Written task —
Check each line of the material. Copy those containing "Internal".

Input data —
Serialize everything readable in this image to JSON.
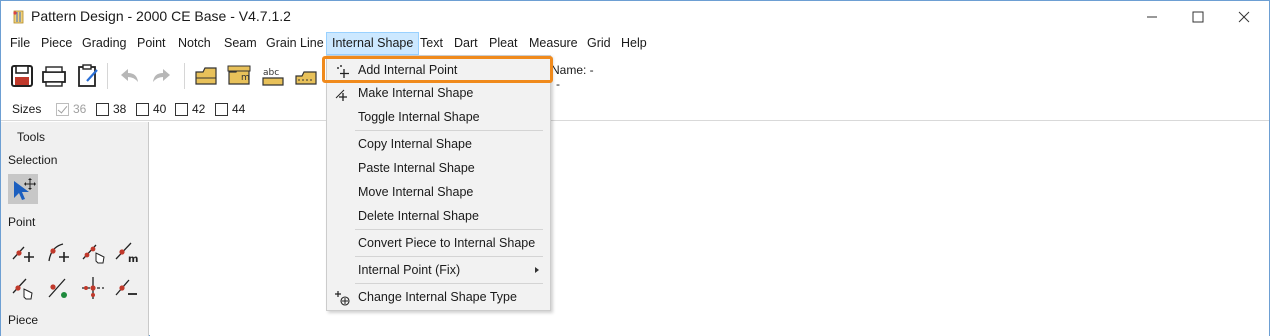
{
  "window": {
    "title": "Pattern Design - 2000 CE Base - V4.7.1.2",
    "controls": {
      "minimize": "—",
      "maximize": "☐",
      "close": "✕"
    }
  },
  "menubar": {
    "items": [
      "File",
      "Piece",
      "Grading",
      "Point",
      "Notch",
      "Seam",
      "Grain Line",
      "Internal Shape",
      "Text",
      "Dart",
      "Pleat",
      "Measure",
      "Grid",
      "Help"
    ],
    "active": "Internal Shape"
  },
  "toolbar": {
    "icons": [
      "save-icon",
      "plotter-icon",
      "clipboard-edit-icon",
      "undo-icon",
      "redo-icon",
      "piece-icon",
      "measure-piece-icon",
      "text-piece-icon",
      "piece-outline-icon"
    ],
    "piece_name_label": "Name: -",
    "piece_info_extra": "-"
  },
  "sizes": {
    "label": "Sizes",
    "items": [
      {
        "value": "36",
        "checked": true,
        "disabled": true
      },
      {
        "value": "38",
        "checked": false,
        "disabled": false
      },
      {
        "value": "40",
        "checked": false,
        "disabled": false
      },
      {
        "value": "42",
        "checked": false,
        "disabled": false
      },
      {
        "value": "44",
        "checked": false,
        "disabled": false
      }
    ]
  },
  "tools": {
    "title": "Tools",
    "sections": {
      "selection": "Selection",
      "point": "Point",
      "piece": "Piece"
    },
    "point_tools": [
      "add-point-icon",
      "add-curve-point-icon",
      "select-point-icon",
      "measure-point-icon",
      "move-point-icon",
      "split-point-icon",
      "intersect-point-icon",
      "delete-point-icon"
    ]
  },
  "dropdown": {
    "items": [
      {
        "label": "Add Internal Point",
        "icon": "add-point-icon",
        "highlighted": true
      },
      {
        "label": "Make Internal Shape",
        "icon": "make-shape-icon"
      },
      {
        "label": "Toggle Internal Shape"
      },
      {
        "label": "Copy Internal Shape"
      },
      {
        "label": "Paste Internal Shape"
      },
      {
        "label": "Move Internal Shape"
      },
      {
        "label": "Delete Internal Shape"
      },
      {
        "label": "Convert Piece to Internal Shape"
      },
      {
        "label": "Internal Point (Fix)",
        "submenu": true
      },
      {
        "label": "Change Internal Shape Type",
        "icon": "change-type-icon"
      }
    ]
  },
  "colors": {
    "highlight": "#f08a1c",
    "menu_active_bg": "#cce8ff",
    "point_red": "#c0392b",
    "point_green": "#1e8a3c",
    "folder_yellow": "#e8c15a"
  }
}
--
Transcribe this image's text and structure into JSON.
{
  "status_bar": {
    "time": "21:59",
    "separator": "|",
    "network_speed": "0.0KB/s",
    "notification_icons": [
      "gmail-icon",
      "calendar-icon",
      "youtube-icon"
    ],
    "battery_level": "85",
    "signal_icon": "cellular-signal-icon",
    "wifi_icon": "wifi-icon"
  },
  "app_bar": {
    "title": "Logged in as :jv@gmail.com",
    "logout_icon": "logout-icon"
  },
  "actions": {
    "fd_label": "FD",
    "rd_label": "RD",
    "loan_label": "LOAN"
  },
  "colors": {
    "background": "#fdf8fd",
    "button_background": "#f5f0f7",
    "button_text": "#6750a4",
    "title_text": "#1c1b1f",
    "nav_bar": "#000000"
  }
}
---
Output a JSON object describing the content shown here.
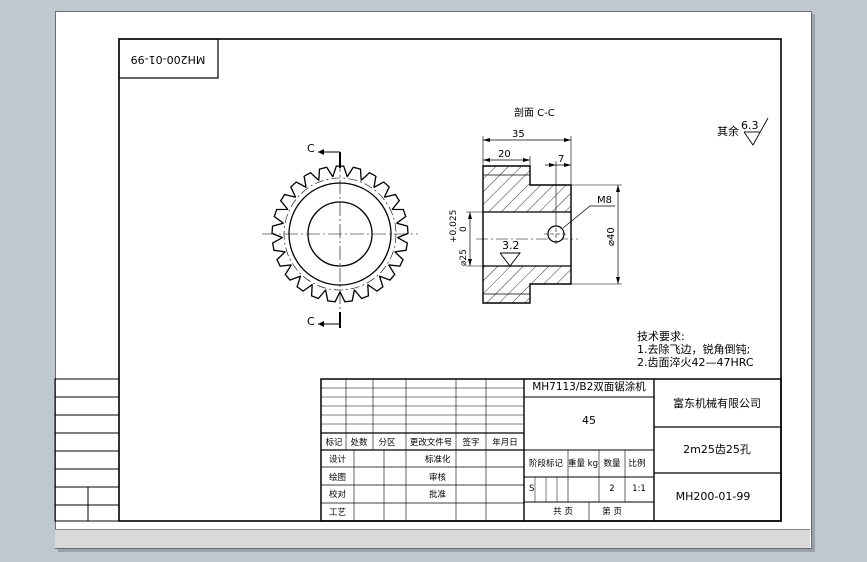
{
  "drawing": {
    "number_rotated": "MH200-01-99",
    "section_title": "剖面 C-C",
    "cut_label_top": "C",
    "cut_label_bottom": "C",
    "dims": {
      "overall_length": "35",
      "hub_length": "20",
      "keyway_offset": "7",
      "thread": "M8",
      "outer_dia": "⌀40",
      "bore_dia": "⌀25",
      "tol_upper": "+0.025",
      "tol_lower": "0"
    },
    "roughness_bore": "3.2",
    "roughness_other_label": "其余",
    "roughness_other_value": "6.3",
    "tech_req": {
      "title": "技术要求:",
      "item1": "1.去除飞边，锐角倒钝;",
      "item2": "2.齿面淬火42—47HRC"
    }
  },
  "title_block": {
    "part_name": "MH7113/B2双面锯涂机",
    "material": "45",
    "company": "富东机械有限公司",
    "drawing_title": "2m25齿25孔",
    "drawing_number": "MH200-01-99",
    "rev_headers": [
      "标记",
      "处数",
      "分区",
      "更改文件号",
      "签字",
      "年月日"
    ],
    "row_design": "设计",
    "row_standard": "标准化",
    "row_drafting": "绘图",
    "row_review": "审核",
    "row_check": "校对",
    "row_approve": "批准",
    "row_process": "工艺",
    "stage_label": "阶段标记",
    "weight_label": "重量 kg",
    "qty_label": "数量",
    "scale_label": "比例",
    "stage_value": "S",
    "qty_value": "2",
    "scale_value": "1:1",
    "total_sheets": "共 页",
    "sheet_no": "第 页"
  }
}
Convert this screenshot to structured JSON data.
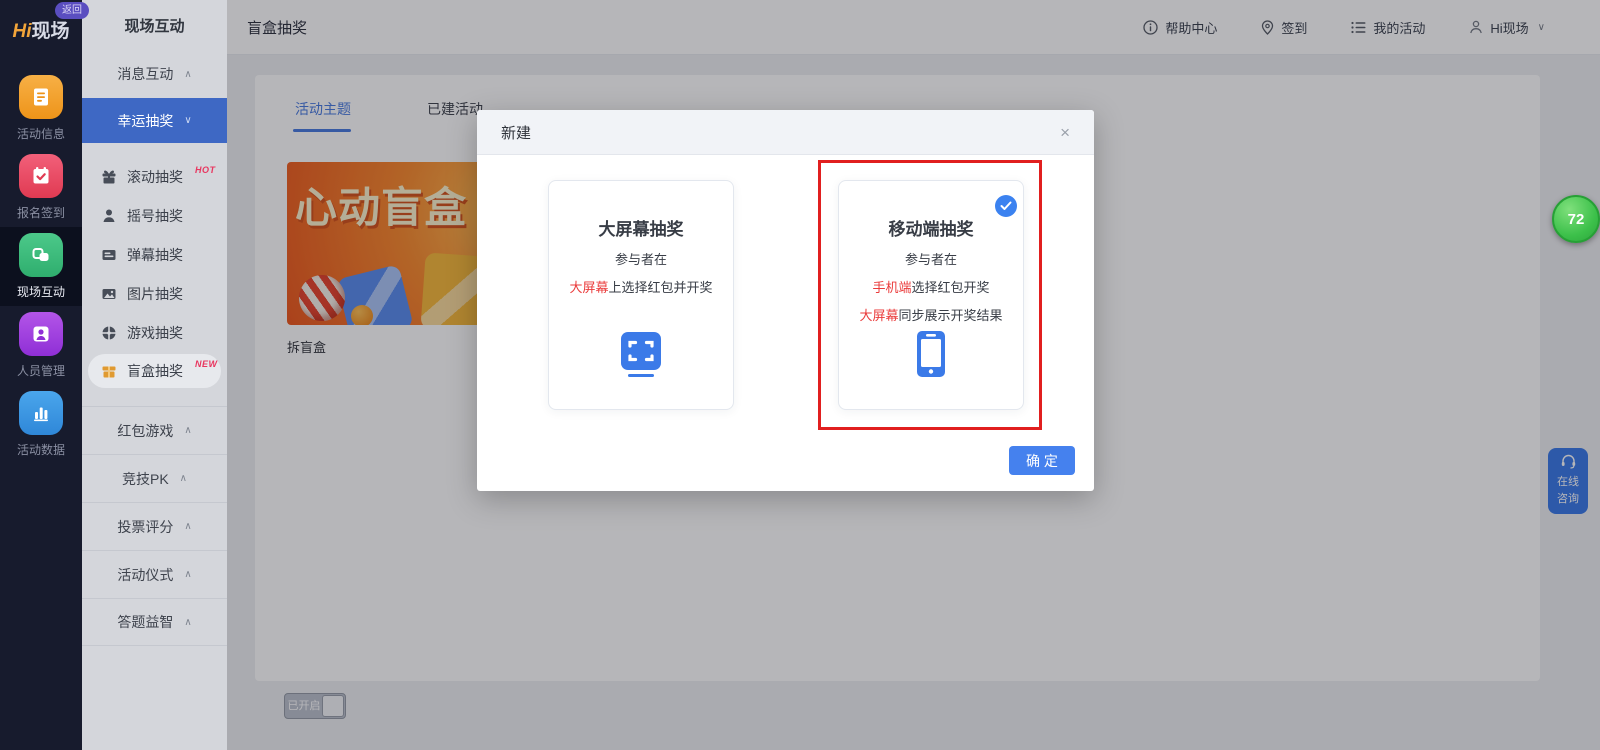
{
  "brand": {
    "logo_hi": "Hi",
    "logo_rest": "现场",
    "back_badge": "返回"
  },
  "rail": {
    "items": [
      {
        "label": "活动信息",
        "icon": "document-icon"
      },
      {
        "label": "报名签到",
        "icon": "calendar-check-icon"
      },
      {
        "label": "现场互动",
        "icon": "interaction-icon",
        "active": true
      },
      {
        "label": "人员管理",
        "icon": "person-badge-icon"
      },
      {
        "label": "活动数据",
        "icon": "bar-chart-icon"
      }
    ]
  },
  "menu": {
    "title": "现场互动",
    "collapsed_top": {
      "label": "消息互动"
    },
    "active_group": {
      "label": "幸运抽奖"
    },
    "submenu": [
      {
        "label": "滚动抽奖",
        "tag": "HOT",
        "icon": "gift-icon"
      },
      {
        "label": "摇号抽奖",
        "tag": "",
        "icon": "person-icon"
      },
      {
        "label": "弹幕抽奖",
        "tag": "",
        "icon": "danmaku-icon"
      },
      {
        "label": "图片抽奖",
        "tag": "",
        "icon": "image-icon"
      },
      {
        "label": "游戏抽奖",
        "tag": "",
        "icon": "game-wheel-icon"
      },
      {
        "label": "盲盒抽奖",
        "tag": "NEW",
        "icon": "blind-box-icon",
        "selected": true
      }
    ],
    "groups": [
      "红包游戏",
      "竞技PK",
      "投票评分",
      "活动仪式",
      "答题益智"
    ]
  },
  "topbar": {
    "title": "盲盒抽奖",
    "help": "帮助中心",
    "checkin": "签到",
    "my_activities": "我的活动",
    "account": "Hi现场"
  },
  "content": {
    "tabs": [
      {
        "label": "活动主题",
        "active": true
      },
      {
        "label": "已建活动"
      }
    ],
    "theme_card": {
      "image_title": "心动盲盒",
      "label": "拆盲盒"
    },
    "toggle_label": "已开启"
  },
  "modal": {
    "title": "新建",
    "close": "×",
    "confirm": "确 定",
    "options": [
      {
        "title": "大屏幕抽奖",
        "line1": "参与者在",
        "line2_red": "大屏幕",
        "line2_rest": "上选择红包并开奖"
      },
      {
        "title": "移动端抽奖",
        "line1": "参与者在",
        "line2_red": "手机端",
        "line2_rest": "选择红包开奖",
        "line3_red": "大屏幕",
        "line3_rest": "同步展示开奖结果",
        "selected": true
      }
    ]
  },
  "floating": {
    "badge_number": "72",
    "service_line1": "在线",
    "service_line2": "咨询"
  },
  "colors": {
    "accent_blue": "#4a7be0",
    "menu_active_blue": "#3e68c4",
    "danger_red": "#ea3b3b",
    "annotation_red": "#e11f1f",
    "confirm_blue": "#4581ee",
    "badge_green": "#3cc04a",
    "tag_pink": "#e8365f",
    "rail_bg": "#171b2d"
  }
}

Answer —
      "Internal Shape",
    "active": "Internal Shape"
        "label": "Add Internal Point",
        "label": "Make Internal Shape",
        "label": "Toggle Internal Shape"
        "label": "Copy Internal Shape"
        "label": "Paste Internal Shape"
        "label": "Move Internal Shape"
        "label": "Delete Internal Shape"
        "label": "Convert Piece to Internal Shape"
        "label": "Internal Point (Fix)",
        "label": "Change Internal Shape Type",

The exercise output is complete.